### Input data
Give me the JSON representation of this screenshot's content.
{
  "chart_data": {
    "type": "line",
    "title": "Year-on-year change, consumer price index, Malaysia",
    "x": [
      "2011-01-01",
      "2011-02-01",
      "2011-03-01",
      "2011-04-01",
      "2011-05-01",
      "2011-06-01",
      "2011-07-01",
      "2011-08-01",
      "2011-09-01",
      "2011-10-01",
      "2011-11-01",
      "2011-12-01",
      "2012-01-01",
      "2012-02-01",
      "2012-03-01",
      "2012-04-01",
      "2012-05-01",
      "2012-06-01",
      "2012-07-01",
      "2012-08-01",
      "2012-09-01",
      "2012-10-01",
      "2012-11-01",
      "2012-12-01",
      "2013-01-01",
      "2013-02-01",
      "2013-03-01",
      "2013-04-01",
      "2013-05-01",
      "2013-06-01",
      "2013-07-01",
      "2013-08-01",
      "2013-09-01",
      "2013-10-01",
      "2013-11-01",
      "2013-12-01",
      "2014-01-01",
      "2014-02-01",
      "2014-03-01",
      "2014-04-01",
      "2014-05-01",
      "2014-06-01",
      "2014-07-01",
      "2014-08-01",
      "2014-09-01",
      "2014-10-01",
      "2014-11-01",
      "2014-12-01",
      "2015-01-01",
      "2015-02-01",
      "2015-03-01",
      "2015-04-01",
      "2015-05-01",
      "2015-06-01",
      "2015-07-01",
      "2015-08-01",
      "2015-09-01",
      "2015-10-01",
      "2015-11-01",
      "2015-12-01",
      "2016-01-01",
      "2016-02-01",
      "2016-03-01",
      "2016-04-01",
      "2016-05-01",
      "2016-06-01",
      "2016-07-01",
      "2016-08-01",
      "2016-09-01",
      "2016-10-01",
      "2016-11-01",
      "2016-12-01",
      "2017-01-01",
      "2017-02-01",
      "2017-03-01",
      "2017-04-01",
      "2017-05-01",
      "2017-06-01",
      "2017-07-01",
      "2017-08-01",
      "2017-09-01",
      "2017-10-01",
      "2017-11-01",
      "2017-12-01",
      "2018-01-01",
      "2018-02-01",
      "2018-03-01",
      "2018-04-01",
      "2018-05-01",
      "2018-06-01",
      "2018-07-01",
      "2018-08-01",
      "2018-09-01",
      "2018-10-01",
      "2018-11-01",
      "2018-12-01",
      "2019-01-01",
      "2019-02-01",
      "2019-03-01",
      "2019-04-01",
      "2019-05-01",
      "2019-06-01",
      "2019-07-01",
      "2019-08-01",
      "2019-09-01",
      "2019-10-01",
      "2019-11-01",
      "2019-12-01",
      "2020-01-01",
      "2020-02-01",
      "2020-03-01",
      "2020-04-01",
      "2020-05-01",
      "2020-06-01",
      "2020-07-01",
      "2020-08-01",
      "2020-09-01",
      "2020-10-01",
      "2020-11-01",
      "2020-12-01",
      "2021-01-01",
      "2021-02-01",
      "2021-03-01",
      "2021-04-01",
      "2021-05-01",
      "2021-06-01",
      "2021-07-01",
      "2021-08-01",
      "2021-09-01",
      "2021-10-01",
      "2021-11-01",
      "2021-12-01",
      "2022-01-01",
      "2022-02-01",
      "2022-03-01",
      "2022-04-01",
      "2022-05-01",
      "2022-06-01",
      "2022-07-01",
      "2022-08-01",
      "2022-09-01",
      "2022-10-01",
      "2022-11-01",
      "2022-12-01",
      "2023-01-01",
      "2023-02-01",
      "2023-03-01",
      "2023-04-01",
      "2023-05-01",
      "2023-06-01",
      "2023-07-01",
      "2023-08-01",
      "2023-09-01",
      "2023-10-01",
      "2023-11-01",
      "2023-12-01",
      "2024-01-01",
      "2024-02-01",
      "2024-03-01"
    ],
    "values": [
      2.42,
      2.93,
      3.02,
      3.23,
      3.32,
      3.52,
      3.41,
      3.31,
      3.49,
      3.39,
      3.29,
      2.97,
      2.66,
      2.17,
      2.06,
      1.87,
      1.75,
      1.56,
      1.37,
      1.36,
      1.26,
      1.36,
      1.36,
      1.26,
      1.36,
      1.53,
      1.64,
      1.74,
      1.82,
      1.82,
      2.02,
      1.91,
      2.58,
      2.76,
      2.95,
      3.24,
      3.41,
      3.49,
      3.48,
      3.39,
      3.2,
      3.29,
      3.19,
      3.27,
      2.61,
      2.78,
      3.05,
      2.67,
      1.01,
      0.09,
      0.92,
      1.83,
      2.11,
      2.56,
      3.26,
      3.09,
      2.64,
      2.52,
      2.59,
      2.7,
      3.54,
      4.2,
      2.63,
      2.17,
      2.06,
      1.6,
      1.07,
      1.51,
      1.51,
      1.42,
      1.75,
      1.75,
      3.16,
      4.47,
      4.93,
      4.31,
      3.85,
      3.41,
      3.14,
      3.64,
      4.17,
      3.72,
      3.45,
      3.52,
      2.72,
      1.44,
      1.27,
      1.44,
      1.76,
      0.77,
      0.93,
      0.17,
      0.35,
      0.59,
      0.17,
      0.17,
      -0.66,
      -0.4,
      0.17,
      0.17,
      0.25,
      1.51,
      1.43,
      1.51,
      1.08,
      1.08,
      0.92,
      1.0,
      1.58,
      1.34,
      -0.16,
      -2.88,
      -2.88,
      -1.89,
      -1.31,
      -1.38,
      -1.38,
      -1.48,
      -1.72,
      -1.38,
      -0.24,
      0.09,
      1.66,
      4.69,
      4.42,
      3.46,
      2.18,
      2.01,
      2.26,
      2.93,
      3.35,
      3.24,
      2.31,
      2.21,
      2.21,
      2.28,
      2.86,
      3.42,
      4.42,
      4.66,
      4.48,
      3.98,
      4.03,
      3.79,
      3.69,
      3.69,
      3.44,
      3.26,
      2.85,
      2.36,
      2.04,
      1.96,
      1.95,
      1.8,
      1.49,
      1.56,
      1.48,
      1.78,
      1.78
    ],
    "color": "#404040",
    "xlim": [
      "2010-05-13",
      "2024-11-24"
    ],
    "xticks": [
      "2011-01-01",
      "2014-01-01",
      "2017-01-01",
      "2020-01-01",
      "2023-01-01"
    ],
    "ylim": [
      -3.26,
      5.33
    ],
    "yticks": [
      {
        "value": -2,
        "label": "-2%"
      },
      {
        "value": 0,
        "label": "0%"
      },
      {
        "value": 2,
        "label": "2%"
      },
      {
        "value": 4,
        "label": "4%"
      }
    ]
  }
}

### Directions
Repeat the lines above exactly.

### Output for this task
Give me the JSON representation of this screenshot's content.
{
  "chart_data": {
    "type": "line",
    "title": "Year-on-year change, consumer price index, Malaysia",
    "x": [
      "2011-01-01",
      "2011-02-01",
      "2011-03-01",
      "2011-04-01",
      "2011-05-01",
      "2011-06-01",
      "2011-07-01",
      "2011-08-01",
      "2011-09-01",
      "2011-10-01",
      "2011-11-01",
      "2011-12-01",
      "2012-01-01",
      "2012-02-01",
      "2012-03-01",
      "2012-04-01",
      "2012-05-01",
      "2012-06-01",
      "2012-07-01",
      "2012-08-01",
      "2012-09-01",
      "2012-10-01",
      "2012-11-01",
      "2012-12-01",
      "2013-01-01",
      "2013-02-01",
      "2013-03-01",
      "2013-04-01",
      "2013-05-01",
      "2013-06-01",
      "2013-07-01",
      "2013-08-01",
      "2013-09-01",
      "2013-10-01",
      "2013-11-01",
      "2013-12-01",
      "2014-01-01",
      "2014-02-01",
      "2014-03-01",
      "2014-04-01",
      "2014-05-01",
      "2014-06-01",
      "2014-07-01",
      "2014-08-01",
      "2014-09-01",
      "2014-10-01",
      "2014-11-01",
      "2014-12-01",
      "2015-01-01",
      "2015-02-01",
      "2015-03-01",
      "2015-04-01",
      "2015-05-01",
      "2015-06-01",
      "2015-07-01",
      "2015-08-01",
      "2015-09-01",
      "2015-10-01",
      "2015-11-01",
      "2015-12-01",
      "2016-01-01",
      "2016-02-01",
      "2016-03-01",
      "2016-04-01",
      "2016-05-01",
      "2016-06-01",
      "2016-07-01",
      "2016-08-01",
      "2016-09-01",
      "2016-10-01",
      "2016-11-01",
      "2016-12-01",
      "2017-01-01",
      "2017-02-01",
      "2017-03-01",
      "2017-04-01",
      "2017-05-01",
      "2017-06-01",
      "2017-07-01",
      "2017-08-01",
      "2017-09-01",
      "2017-10-01",
      "2017-11-01",
      "2017-12-01",
      "2018-01-01",
      "2018-02-01",
      "2018-03-01",
      "2018-04-01",
      "2018-05-01",
      "2018-06-01",
      "2018-07-01",
      "2018-08-01",
      "2018-09-01",
      "2018-10-01",
      "2018-11-01",
      "2018-12-01",
      "2019-01-01",
      "2019-02-01",
      "2019-03-01",
      "2019-04-01",
      "2019-05-01",
      "2019-06-01",
      "2019-07-01",
      "2019-08-01",
      "2019-09-01",
      "2019-10-01",
      "2019-11-01",
      "2019-12-01",
      "2020-01-01",
      "2020-02-01",
      "2020-03-01",
      "2020-04-01",
      "2020-05-01",
      "2020-06-01",
      "2020-07-01",
      "2020-08-01",
      "2020-09-01",
      "2020-10-01",
      "2020-11-01",
      "2020-12-01",
      "2021-01-01",
      "2021-02-01",
      "2021-03-01",
      "2021-04-01",
      "2021-05-01",
      "2021-06-01",
      "2021-07-01",
      "2021-08-01",
      "2021-09-01",
      "2021-10-01",
      "2021-11-01",
      "2021-12-01",
      "2022-01-01",
      "2022-02-01",
      "2022-03-01",
      "2022-04-01",
      "2022-05-01",
      "2022-06-01",
      "2022-07-01",
      "2022-08-01",
      "2022-09-01",
      "2022-10-01",
      "2022-11-01",
      "2022-12-01",
      "2023-01-01",
      "2023-02-01",
      "2023-03-01",
      "2023-04-01",
      "2023-05-01",
      "2023-06-01",
      "2023-07-01",
      "2023-08-01",
      "2023-09-01",
      "2023-10-01",
      "2023-11-01",
      "2023-12-01",
      "2024-01-01",
      "2024-02-01",
      "2024-03-01"
    ],
    "values": [
      2.42,
      2.93,
      3.02,
      3.23,
      3.32,
      3.52,
      3.41,
      3.31,
      3.49,
      3.39,
      3.29,
      2.97,
      2.66,
      2.17,
      2.06,
      1.87,
      1.75,
      1.56,
      1.37,
      1.36,
      1.26,
      1.36,
      1.36,
      1.26,
      1.36,
      1.53,
      1.64,
      1.74,
      1.82,
      1.82,
      2.02,
      1.91,
      2.58,
      2.76,
      2.95,
      3.24,
      3.41,
      3.49,
      3.48,
      3.39,
      3.2,
      3.29,
      3.19,
      3.27,
      2.61,
      2.78,
      3.05,
      2.67,
      1.01,
      0.09,
      0.92,
      1.83,
      2.11,
      2.56,
      3.26,
      3.09,
      2.64,
      2.52,
      2.59,
      2.7,
      3.54,
      4.2,
      2.63,
      2.17,
      2.06,
      1.6,
      1.07,
      1.51,
      1.51,
      1.42,
      1.75,
      1.75,
      3.16,
      4.47,
      4.93,
      4.31,
      3.85,
      3.41,
      3.14,
      3.64,
      4.17,
      3.72,
      3.45,
      3.52,
      2.72,
      1.44,
      1.27,
      1.44,
      1.76,
      0.77,
      0.93,
      0.17,
      0.35,
      0.59,
      0.17,
      0.17,
      -0.66,
      -0.4,
      0.17,
      0.17,
      0.25,
      1.51,
      1.43,
      1.51,
      1.08,
      1.08,
      0.92,
      1.0,
      1.58,
      1.34,
      -0.16,
      -2.88,
      -2.88,
      -1.89,
      -1.31,
      -1.38,
      -1.38,
      -1.48,
      -1.72,
      -1.38,
      -0.24,
      0.09,
      1.66,
      4.69,
      4.42,
      3.46,
      2.18,
      2.01,
      2.26,
      2.93,
      3.35,
      3.24,
      2.31,
      2.21,
      2.21,
      2.28,
      2.86,
      3.42,
      4.42,
      4.66,
      4.48,
      3.98,
      4.03,
      3.79,
      3.69,
      3.69,
      3.44,
      3.26,
      2.85,
      2.36,
      2.04,
      1.96,
      1.95,
      1.8,
      1.49,
      1.56,
      1.48,
      1.78,
      1.78
    ],
    "color": "#404040",
    "xlim": [
      "2010-05-13",
      "2024-11-24"
    ],
    "xticks": [
      "2011-01-01",
      "2014-01-01",
      "2017-01-01",
      "2020-01-01",
      "2023-01-01"
    ],
    "ylim": [
      -3.26,
      5.33
    ],
    "yticks": [
      {
        "value": -2,
        "label": "-2%"
      },
      {
        "value": 0,
        "label": "0%"
      },
      {
        "value": 2,
        "label": "2%"
      },
      {
        "value": 4,
        "label": "4%"
      }
    ]
  }
}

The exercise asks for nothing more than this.